» RECORDED DATA:
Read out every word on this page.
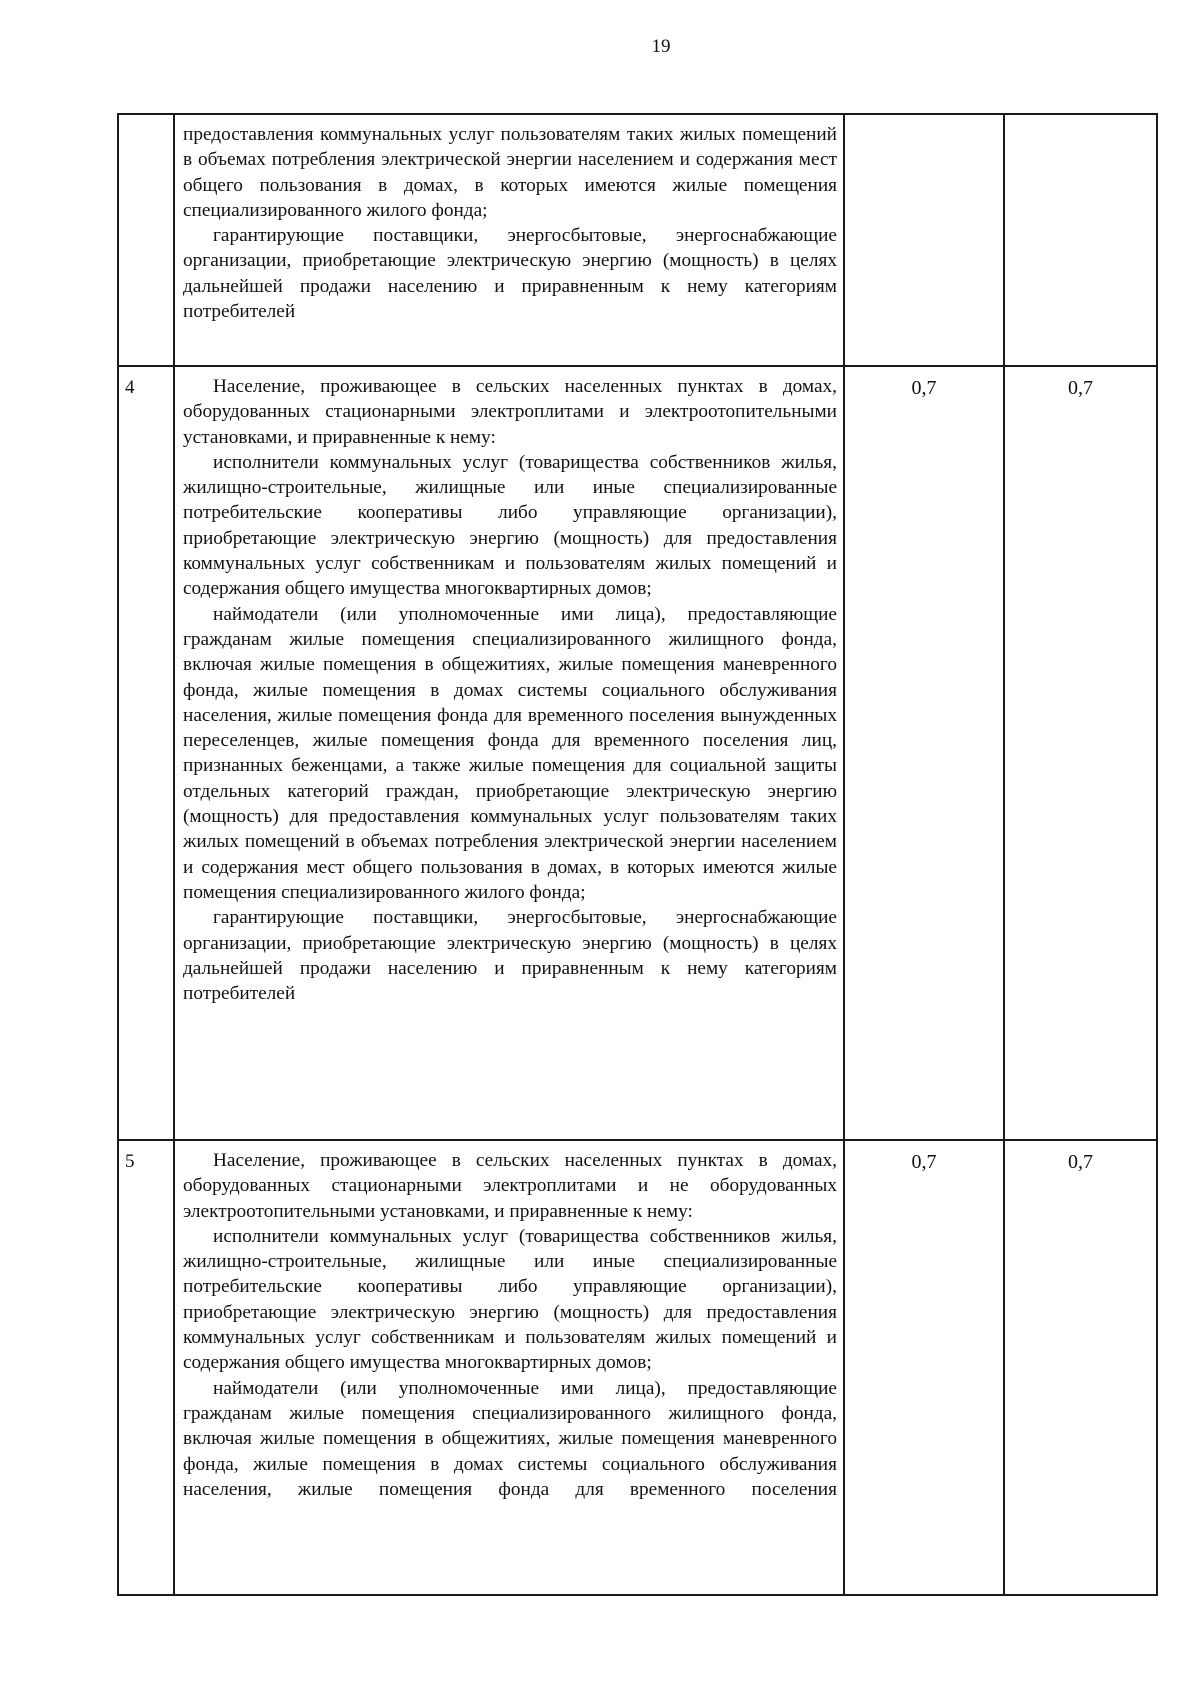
19

	предоставления коммунальных услуг пользователям таких жилых помещений в объемах потребления электрической энергии населением и содержания мест общего пользования в домах, в которых имеются жилые помещения специализированного жилого фонда;
гарантирующие поставщики, энергосбытовые, энергоснабжающие организации, приобретающие электрическую энергию (мощность) в целях дальнейшей продажи населению и приравненным к нему категориям потребителей		

4	Население, проживающее в сельских населенных пунктах в домах, оборудованных стационарными электроплитами и электроотопительными установками, и приравненные к нему:
исполнители коммунальных услуг (товарищества собственников жилья, жилищно-строительные, жилищные или иные специализированные потребительские кооперативы либо управляющие организации), приобретающие электрическую энергию (мощность) для предоставления коммунальных услуг собственникам и пользователям жилых помещений и содержания общего имущества многоквартирных домов;
наймодатели (или уполномоченные ими лица), предоставляющие гражданам жилые помещения специализированного жилищного фонда, включая жилые помещения в общежитиях, жилые помещения маневренного фонда, жилые помещения в домах системы социального обслуживания населения, жилые помещения фонда для временного поселения вынужденных переселенцев, жилые помещения фонда для временного поселения лиц, признанных беженцами, а также жилые помещения для социальной защиты отдельных категорий граждан, приобретающие электрическую энергию (мощность) для предоставления коммунальных услуг пользователям таких жилых помещений в объемах потребления электрической энергии населением и содержания мест общего пользования в домах, в которых имеются жилые помещения специализированного жилого фонда;
гарантирующие поставщики, энергосбытовые, энергоснабжающие организации, приобретающие электрическую энергию (мощность) в целях дальнейшей продажи населению и приравненным к нему категориям потребителей	0,7	0,7
5	Население, проживающее в сельских населенных пунктах в домах, оборудованных стационарными электроплитами и не оборудованных электроотопительными установками, и приравненные к нему:
исполнители коммунальных услуг (товарищества собственников жилья, жилищно-строительные, жилищные или иные специализированные потребительские кооперативы либо управляющие организации), приобретающие электрическую энергию (мощность) для предоставления коммунальных услуг собственникам и пользователям жилых помещений и содержания общего имущества многоквартирных домов;
наймодатели (или уполномоченные ими лица), предоставляющие гражданам жилые помещения специализированного жилищного фонда, включая жилые помещения в общежитиях, жилые помещения маневренного фонда, жилые помещения в домах системы социального обслуживания населения, жилые помещения фонда для временного поселения	0,7	0,7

» INSTRUCTION:
Respond with nothing but the number of lines in the entries that contain the string "объемах".

» FINISHED EXERCISE:
2